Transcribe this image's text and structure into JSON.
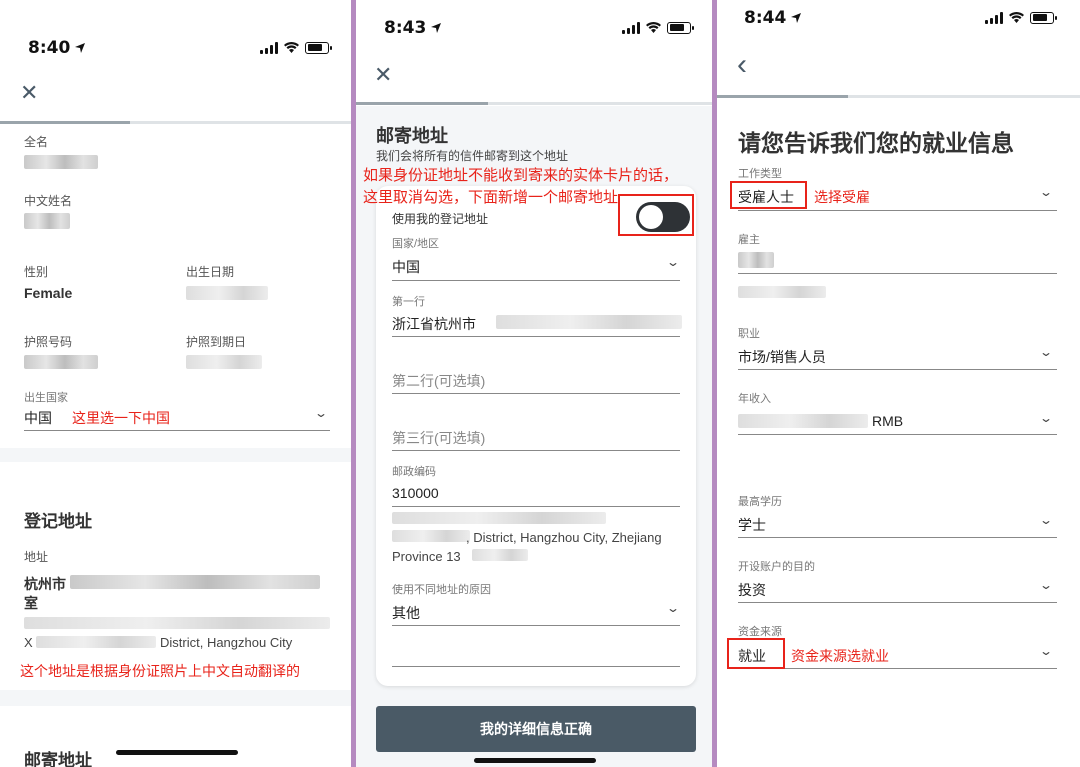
{
  "panel1": {
    "time": "8:40",
    "fields": {
      "full_name_label": "全名",
      "chinese_name_label": "中文姓名",
      "gender_label": "性别",
      "gender_value": "Female",
      "dob_label": "出生日期",
      "passport_no_label": "护照号码",
      "passport_expiry_label": "护照到期日",
      "birth_country_label": "出生国家",
      "birth_country_value": "中国",
      "birth_country_note": "这里选一下中国"
    },
    "registered_address": {
      "title": "登记地址",
      "address_label": "地址",
      "line1": "杭州市",
      "line1b": "室",
      "line2_prefix": "X",
      "line2": "District, Hangzhou City",
      "note": "这个地址是根据身份证照片上中文自动翻译的"
    },
    "mailing_title": "邮寄地址"
  },
  "panel2": {
    "time": "8:43",
    "title": "邮寄地址",
    "subtitle": "我们会将所有的信件邮寄到这个地址",
    "note_line1": "如果身份证地址不能收到寄来的实体卡片的话，",
    "note_line2": "这里取消勾选，下面新增一个邮寄地址",
    "use_registered_label": "使用我的登记地址",
    "country_label": "国家/地区",
    "country_value": "中国",
    "line1_label": "第一行",
    "line1_value": "浙江省杭州市",
    "line2_placeholder": "第二行(可选填)",
    "line3_placeholder": "第三行(可选填)",
    "postcode_label": "邮政编码",
    "postcode_value": "310000",
    "translated_line1": ", District, Hangzhou City, Zhejiang",
    "translated_line2": "Province 13",
    "reason_label": "使用不同地址的原因",
    "reason_value": "其他",
    "confirm_button": "我的详细信息正确"
  },
  "panel3": {
    "time": "8:44",
    "title": "请您告诉我们您的就业信息",
    "job_type_label": "工作类型",
    "job_type_value": "受雇人士",
    "job_type_note": "选择受雇",
    "employer_label": "雇主",
    "occupation_label": "职业",
    "occupation_value": "市场/销售人员",
    "income_label": "年收入",
    "income_value": "RMB",
    "education_label": "最高学历",
    "education_value": "学士",
    "purpose_label": "开设账户的目的",
    "purpose_value": "投资",
    "funds_label": "资金来源",
    "funds_value": "就业",
    "funds_note": "资金来源选就业"
  },
  "icons": {
    "close": "✕",
    "back": "‹",
    "chevron": "⌄"
  },
  "colors": {
    "annotation_red": "#e8231a",
    "button_bg": "#4a5a66",
    "separator_purple": "#b58ac0"
  }
}
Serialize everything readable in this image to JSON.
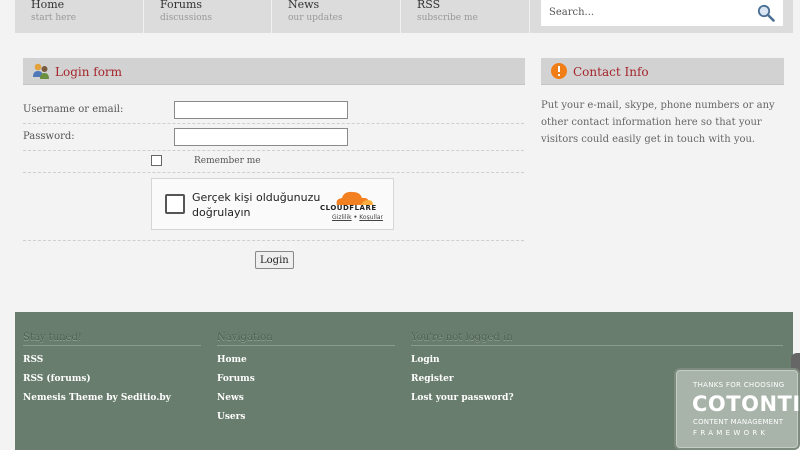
{
  "nav": {
    "items": [
      {
        "title": "Home",
        "subtitle": "start here"
      },
      {
        "title": "Forums",
        "subtitle": "discussions"
      },
      {
        "title": "News",
        "subtitle": "our updates"
      },
      {
        "title": "RSS",
        "subtitle": "subscribe me"
      }
    ],
    "search_placeholder": "Search..."
  },
  "login": {
    "title": "Login form",
    "username_label": "Username or email:",
    "password_label": "Password:",
    "remember_label": "Remember me",
    "button_label": "Login",
    "captcha": {
      "text": "Gerçek kişi olduğunuzu doğrulayın",
      "brand": "CLOUDFLARE",
      "privacy": "Gizlilik",
      "separator": "•",
      "terms": "Koşullar"
    }
  },
  "contact": {
    "title": "Contact Info",
    "text": "Put your e-mail, skype, phone numbers or any other contact information here so that your visitors could easily get in touch with you."
  },
  "footer": {
    "columns": [
      {
        "heading": "Stay tuned!",
        "links": [
          "RSS",
          "RSS (forums)",
          "Nemesis Theme by Seditio.by"
        ]
      },
      {
        "heading": "Navigation",
        "links": [
          "Home",
          "Forums",
          "News",
          "Users"
        ]
      },
      {
        "heading": "You're not logged in",
        "links": [
          "Login",
          "Register",
          "Lost your password?"
        ]
      }
    ],
    "badge": {
      "line1": "THANKS FOR CHOOSING",
      "line2": "COTONTI",
      "line3": "CONTENT MANAGEMENT",
      "line4": "FRAMEWORK"
    }
  },
  "colors": {
    "accent_red": "#a4262c",
    "footer_green": "#687d6d",
    "cloudflare_orange": "#f38020"
  }
}
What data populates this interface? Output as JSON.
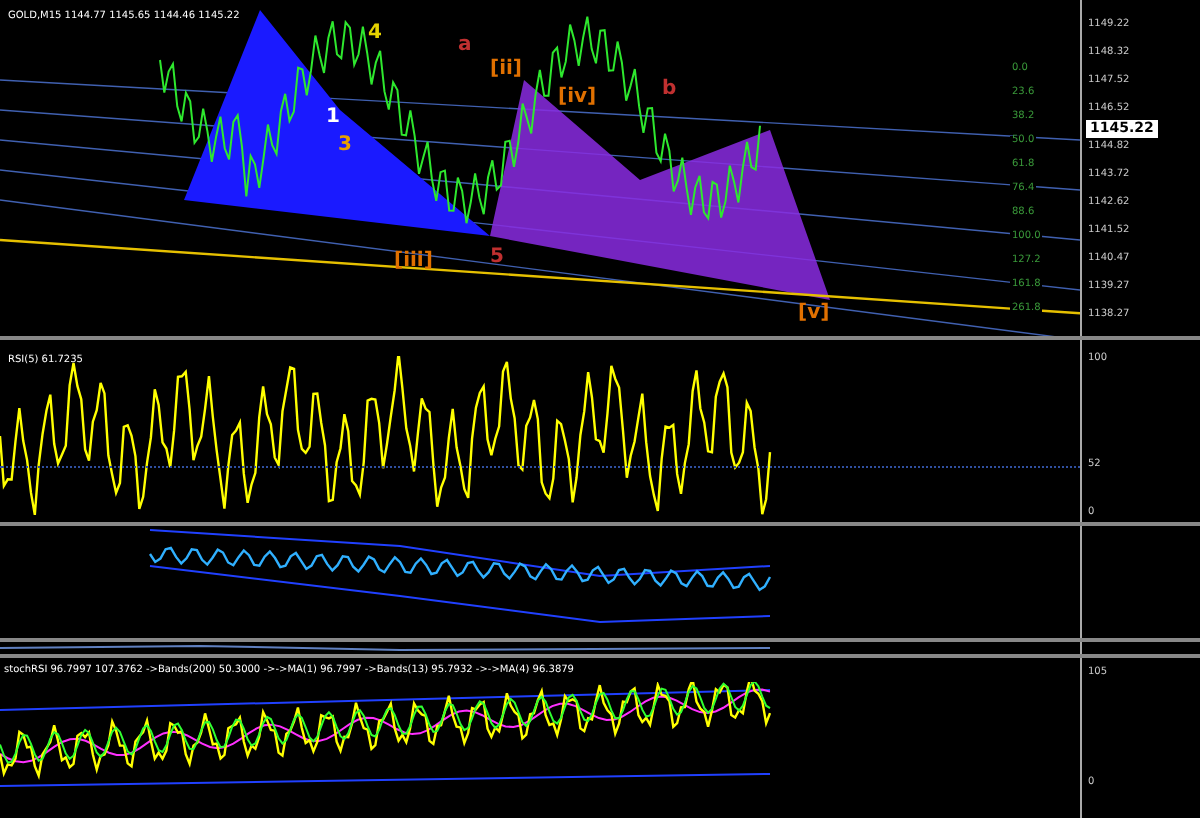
{
  "main_chart": {
    "header": "GOLD,M15  1144.77 1145.65 1144.46 1145.22",
    "current_price": "1145.22",
    "price_axis": [
      "1149.22",
      "1148.32",
      "1147.52",
      "1146.52",
      "1144.82",
      "1143.72",
      "1142.62",
      "1141.52",
      "1140.47",
      "1139.27",
      "1138.27"
    ],
    "fib_levels": [
      "0.0",
      "23.6",
      "38.2",
      "50.0",
      "61.8",
      "76.4",
      "88.6",
      "100.0",
      "127.2",
      "161.8",
      "261.8"
    ],
    "wave_labels": [
      {
        "text": "4",
        "color": "#e6d200"
      },
      {
        "text": "1",
        "color": "#ffffff"
      },
      {
        "text": "3",
        "color": "#e6a000"
      },
      {
        "text": "a",
        "color": "#c03030"
      },
      {
        "text": "[ii]",
        "color": "#e07000"
      },
      {
        "text": "[iv]",
        "color": "#e07000"
      },
      {
        "text": "[iii]",
        "color": "#e07000"
      },
      {
        "text": "5",
        "color": "#c03030"
      },
      {
        "text": "b",
        "color": "#c03030"
      },
      {
        "text": "[v]",
        "color": "#e07000"
      }
    ]
  },
  "rsi_pane": {
    "label": "RSI(5) 61.7235",
    "axis": [
      "100",
      "52",
      "0"
    ]
  },
  "stoch_pane": {
    "label": "stochRSI 96.7997 107.3762 ->Bands(200) 50.3000 ->->MA(1) 96.7997 ->Bands(13) 95.7932 ->->MA(4) 96.3879",
    "axis": [
      "105",
      "0"
    ]
  }
}
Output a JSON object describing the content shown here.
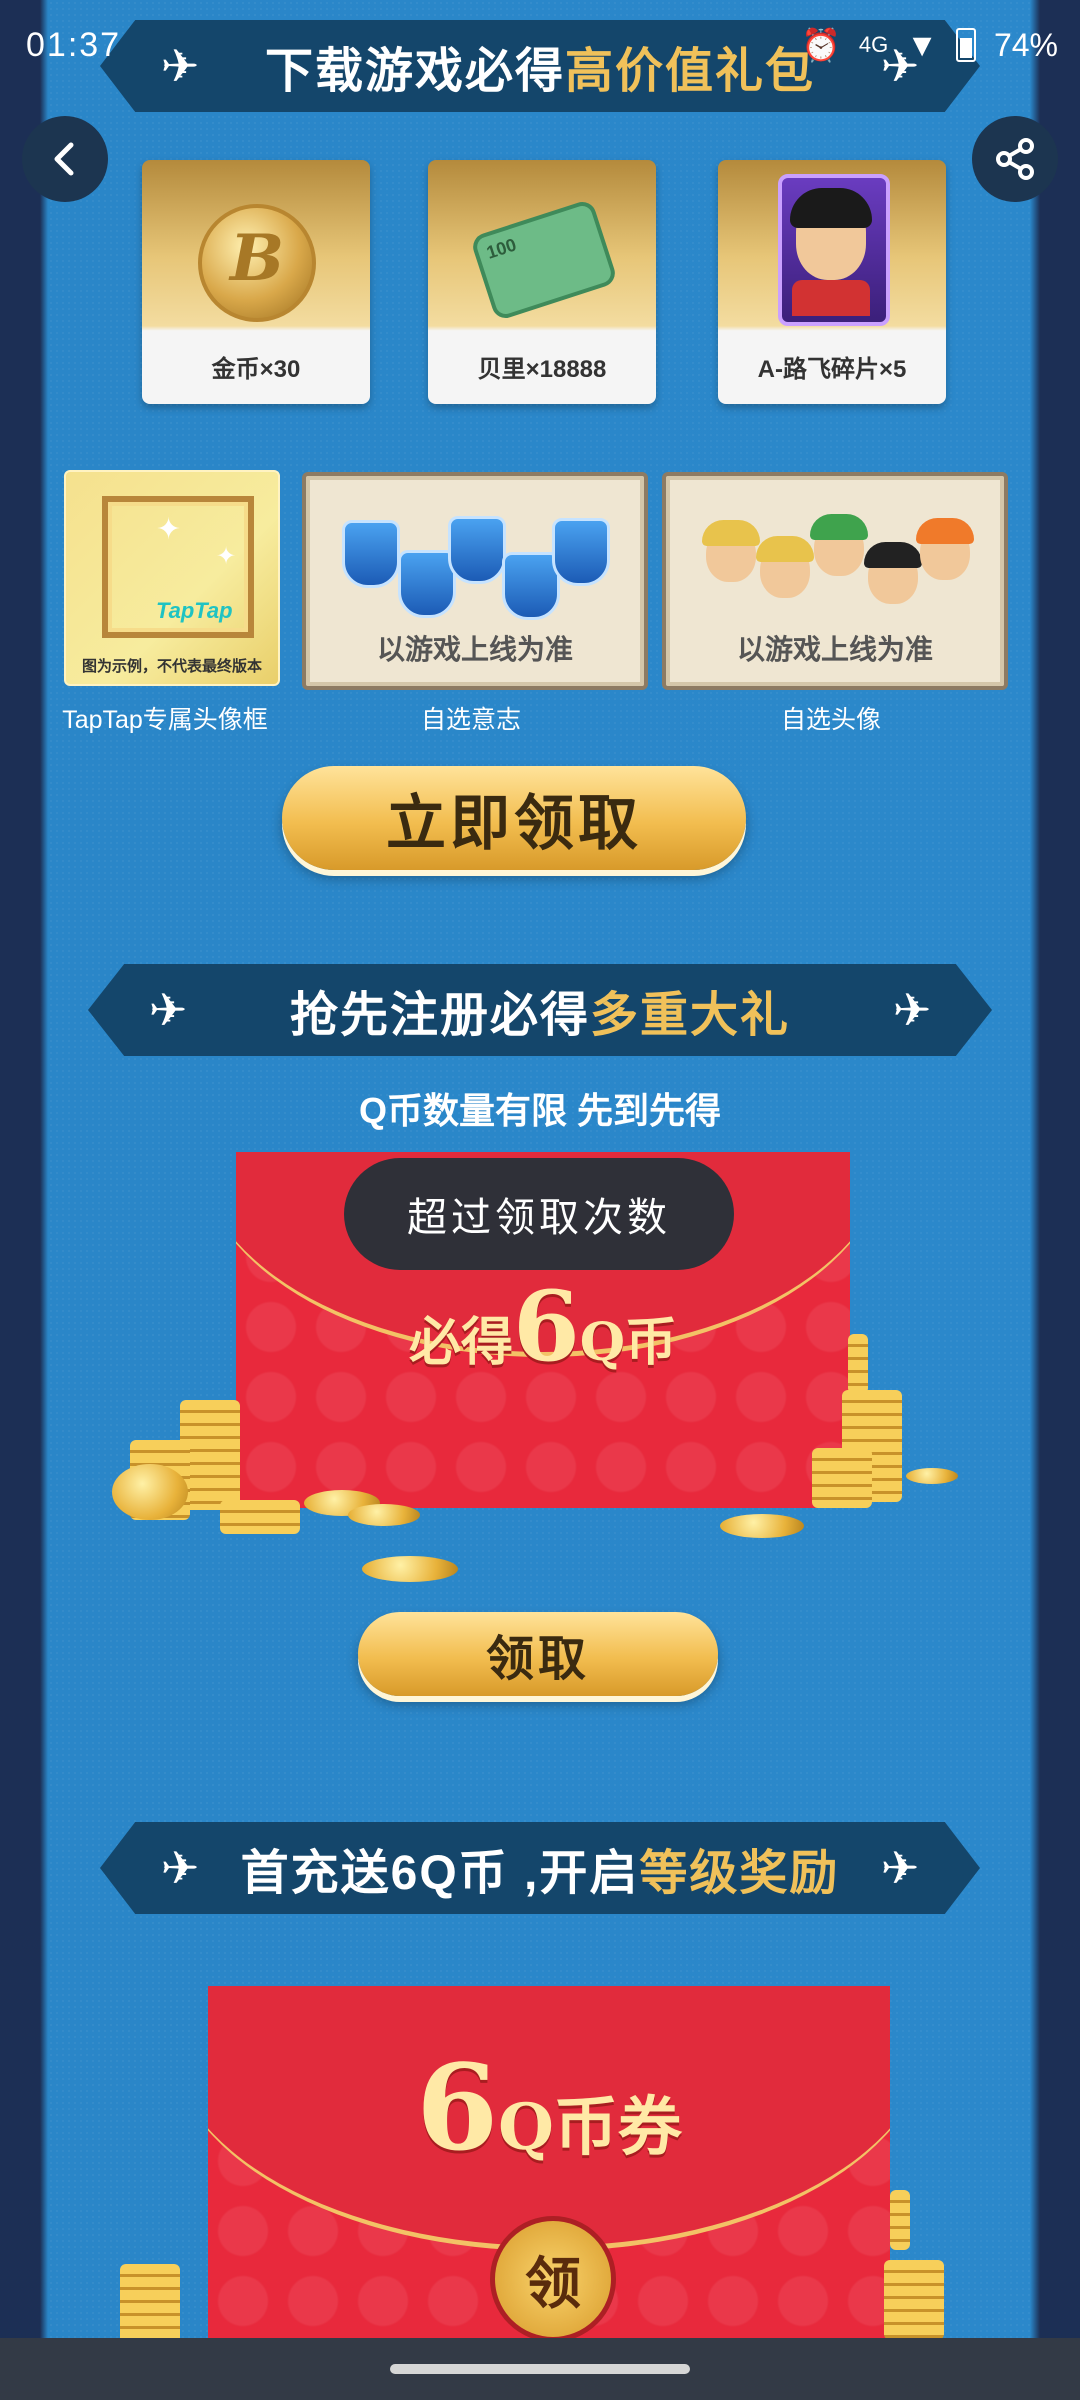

◆ ◆ ◆ ◆ ◆

» Work instructions: Strip out the pictures and quote the remaining data word for word.

» Written answer:
Transcribe this image's text and structure into JSON.
{
  "panel1": {
    "time": "8:40",
    "fields": {
      "full_name_label": "全名",
      "chinese_name_label": "中文姓名",
      "gender_label": "性别",
      "gender_value": "Female",
      "dob_label": "出生日期",
      "passport_no_label": "护照号码",
      "passport_expiry_label": "护照到期日",
      "birth_country_label": "出生国家",
      "birth_country_value": "中国",
      "birth_country_note": "这里选一下中国"
    },
    "registered_address": {
      "title": "登记地址",
      "address_label": "地址",
      "line1": "杭州市",
      "line1b": "室",
      "line2_prefix": "X",
      "line2": "District, Hangzhou City",
      "note": "这个地址是根据身份证照片上中文自动翻译的"
    },
    "mailing_title": "邮寄地址"
  },
  "panel2": {
    "time": "8:43",
    "title": "邮寄地址",
    "subtitle": "我们会将所有的信件邮寄到这个地址",
    "note_line1": "如果身份证地址不能收到寄来的实体卡片的话，",
    "note_line2": "这里取消勾选，下面新增一个邮寄地址",
    "use_registered_label": "使用我的登记地址",
    "country_label": "国家/地区",
    "country_value": "中国",
    "line1_label": "第一行",
    "line1_value": "浙江省杭州市",
    "line2_placeholder": "第二行(可选填)",
    "line3_placeholder": "第三行(可选填)",
    "postcode_label": "邮政编码",
    "postcode_value": "310000",
    "translated_line1": ", District, Hangzhou City, Zhejiang",
    "translated_line2": "Province 13",
    "reason_label": "使用不同地址的原因",
    "reason_value": "其他",
    "confirm_button": "我的详细信息正确"
  },
  "panel3": {
    "time": "8:44",
    "title": "请您告诉我们您的就业信息",
    "job_type_label": "工作类型",
    "job_type_value": "受雇人士",
    "job_type_note": "选择受雇",
    "employer_label": "雇主",
    "occupation_label": "职业",
    "occupation_value": "市场/销售人员",
    "income_label": "年收入",
    "income_value": "RMB",
    "education_label": "最高学历",
    "education_value": "学士",
    "purpose_label": "开设账户的目的",
    "purpose_value": "投资",
    "funds_label": "资金来源",
    "funds_value": "就业",
    "funds_note": "资金来源选就业"
  },
  "icons": {
    "close": "✕",
    "back": "‹",
    "chevron": "⌄"
  },
  "colors": {
    "annotation_red": "#e8231a",
    "button_bg": "#4a5a66",
    "separator_purple": "#b58ac0"
  }
}
Serialize everything readable in this image to JSON.
{
  "nav": {
    "items": [
      {
        "title": "Home",
        "subtitle": "start here"
      },
      {
        "title": "Forums",
        "subtitle": "discussions"
      },
      {
        "title": "News",
        "subtitle": "our updates"
      },
      {
        "title": "RSS",
        "subtitle": "subscribe me"
      }
    ],
    "search_placeholder": "Search..."
  },
  "login": {
    "title": "Login form",
    "username_label": "Username or email:",
    "password_label": "Password:",
    "remember_label": "Remember me",
    "button_label": "Login",
    "captcha": {
      "text": "Gerçek kişi olduğunuzu doğrulayın",
      "brand": "CLOUDFLARE",
      "privacy": "Gizlilik",
      "separator": "•",
      "terms": "Koşullar"
    }
  },
  "contact": {
    "title": "Contact Info",
    "text": "Put your e-mail, skype, phone numbers or any other contact information here so that your visitors could easily get in touch with you."
  },
  "footer": {
    "columns": [
      {
        "heading": "Stay tuned!",
        "links": [
          "RSS",
          "RSS (forums)",
          "Nemesis Theme by Seditio.by"
        ]
      },
      {
        "heading": "Navigation",
        "links": [
          "Home",
          "Forums",
          "News",
          "Users"
        ]
      },
      {
        "heading": "You're not logged in",
        "links": [
          "Login",
          "Register",
          "Lost your password?"
        ]
      }
    ],
    "badge": {
      "line1": "THANKS FOR CHOOSING",
      "line2": "COTONTI",
      "line3": "CONTENT MANAGEMENT",
      "line4": "FRAMEWORK"
    }
  },
  "colors": {
    "accent_red": "#a4262c",
    "footer_green": "#687d6d",
    "cloudflare_orange": "#f38020"
  }
}
What data populates this interface? Output as JSON.
{
  "main_chart": {
    "header": "GOLD,M15  1144.77 1145.65 1144.46 1145.22",
    "current_price": "1145.22",
    "price_axis": [
      "1149.22",
      "1148.32",
      "1147.52",
      "1146.52",
      "1144.82",
      "1143.72",
      "1142.62",
      "1141.52",
      "1140.47",
      "1139.27",
      "1138.27"
    ],
    "fib_levels": [
      "0.0",
      "23.6",
      "38.2",
      "50.0",
      "61.8",
      "76.4",
      "88.6",
      "100.0",
      "127.2",
      "161.8",
      "261.8"
    ],
    "wave_labels": [
      {
        "text": "4",
        "color": "#e6d200"
      },
      {
        "text": "1",
        "color": "#ffffff"
      },
      {
        "text": "3",
        "color": "#e6a000"
      },
      {
        "text": "a",
        "color": "#c03030"
      },
      {
        "text": "[ii]",
        "color": "#e07000"
      },
      {
        "text": "[iv]",
        "color": "#e07000"
      },
      {
        "text": "[iii]",
        "color": "#e07000"
      },
      {
        "text": "5",
        "color": "#c03030"
      },
      {
        "text": "b",
        "color": "#c03030"
      },
      {
        "text": "[v]",
        "color": "#e07000"
      }
    ]
  },
  "rsi_pane": {
    "label": "RSI(5) 61.7235",
    "axis": [
      "100",
      "52",
      "0"
    ]
  },
  "stoch_pane": {
    "label": "stochRSI 96.7997 107.3762 ->Bands(200) 50.3000 ->->MA(1) 96.7997 ->Bands(13) 95.7932 ->->MA(4) 96.3879",
    "axis": [
      "105",
      "0"
    ]
  }
}
Output a JSON object describing the content shown here.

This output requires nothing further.